TASK BRIEF ->
Search the records below for the word "Operation". Pull out each line that has it.
## start RECORDS FOR THIS TASK
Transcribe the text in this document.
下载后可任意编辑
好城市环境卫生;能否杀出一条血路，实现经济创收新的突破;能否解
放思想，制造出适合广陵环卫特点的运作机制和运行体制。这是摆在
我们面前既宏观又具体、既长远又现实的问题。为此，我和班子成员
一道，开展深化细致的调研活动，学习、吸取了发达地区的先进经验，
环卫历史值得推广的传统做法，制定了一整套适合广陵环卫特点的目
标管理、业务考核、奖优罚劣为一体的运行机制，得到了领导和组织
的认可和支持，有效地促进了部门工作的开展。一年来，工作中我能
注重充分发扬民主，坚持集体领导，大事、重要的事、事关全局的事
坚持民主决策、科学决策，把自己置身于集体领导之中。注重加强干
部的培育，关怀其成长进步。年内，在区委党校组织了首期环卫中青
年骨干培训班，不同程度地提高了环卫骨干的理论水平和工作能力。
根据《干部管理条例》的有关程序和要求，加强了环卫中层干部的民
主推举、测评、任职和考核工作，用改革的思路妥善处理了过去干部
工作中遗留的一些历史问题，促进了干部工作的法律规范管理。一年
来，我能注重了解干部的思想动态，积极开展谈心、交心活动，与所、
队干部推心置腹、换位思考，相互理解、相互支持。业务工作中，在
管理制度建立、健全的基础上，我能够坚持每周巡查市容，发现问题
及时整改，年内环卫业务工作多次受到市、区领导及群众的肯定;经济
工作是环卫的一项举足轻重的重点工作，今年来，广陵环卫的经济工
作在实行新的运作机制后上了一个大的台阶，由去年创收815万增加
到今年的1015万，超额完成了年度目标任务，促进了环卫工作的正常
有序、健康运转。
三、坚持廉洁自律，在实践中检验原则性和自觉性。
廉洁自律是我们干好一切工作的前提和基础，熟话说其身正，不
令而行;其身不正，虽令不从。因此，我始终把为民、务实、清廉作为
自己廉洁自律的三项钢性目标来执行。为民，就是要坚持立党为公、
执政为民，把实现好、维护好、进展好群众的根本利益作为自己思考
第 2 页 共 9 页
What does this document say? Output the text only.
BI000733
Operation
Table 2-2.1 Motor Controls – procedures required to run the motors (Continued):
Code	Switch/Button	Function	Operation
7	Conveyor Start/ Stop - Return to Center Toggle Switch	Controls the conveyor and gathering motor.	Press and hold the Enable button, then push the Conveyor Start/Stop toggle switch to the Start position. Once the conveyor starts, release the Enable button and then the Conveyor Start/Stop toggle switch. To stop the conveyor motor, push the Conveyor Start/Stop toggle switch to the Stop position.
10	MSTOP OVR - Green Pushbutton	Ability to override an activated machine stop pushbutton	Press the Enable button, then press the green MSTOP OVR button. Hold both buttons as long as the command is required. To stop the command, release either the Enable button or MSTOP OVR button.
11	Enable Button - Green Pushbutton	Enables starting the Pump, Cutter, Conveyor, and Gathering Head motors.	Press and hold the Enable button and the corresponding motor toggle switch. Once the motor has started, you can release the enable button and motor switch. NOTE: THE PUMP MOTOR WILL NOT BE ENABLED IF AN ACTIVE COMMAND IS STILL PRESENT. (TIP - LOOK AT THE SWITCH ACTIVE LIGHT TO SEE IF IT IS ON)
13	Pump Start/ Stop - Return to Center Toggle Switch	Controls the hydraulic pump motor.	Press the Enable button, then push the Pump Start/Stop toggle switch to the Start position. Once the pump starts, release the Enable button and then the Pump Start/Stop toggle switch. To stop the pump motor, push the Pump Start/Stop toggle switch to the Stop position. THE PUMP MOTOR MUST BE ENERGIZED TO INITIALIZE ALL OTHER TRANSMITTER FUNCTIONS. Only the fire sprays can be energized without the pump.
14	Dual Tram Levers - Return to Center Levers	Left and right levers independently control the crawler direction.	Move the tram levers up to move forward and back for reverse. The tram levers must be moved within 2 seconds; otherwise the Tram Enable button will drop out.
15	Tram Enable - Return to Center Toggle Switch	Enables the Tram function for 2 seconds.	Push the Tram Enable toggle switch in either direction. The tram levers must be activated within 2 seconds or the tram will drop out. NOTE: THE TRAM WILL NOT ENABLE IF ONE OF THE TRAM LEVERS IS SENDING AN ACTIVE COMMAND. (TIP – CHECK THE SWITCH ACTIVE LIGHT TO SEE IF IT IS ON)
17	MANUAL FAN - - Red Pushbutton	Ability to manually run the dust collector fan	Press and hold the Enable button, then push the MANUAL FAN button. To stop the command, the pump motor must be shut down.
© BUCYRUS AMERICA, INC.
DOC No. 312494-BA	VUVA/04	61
## end RECORDS FOR THIS TASK
FULL SOLUTION ->
Operation
Code	Switch/Button	Function	Operation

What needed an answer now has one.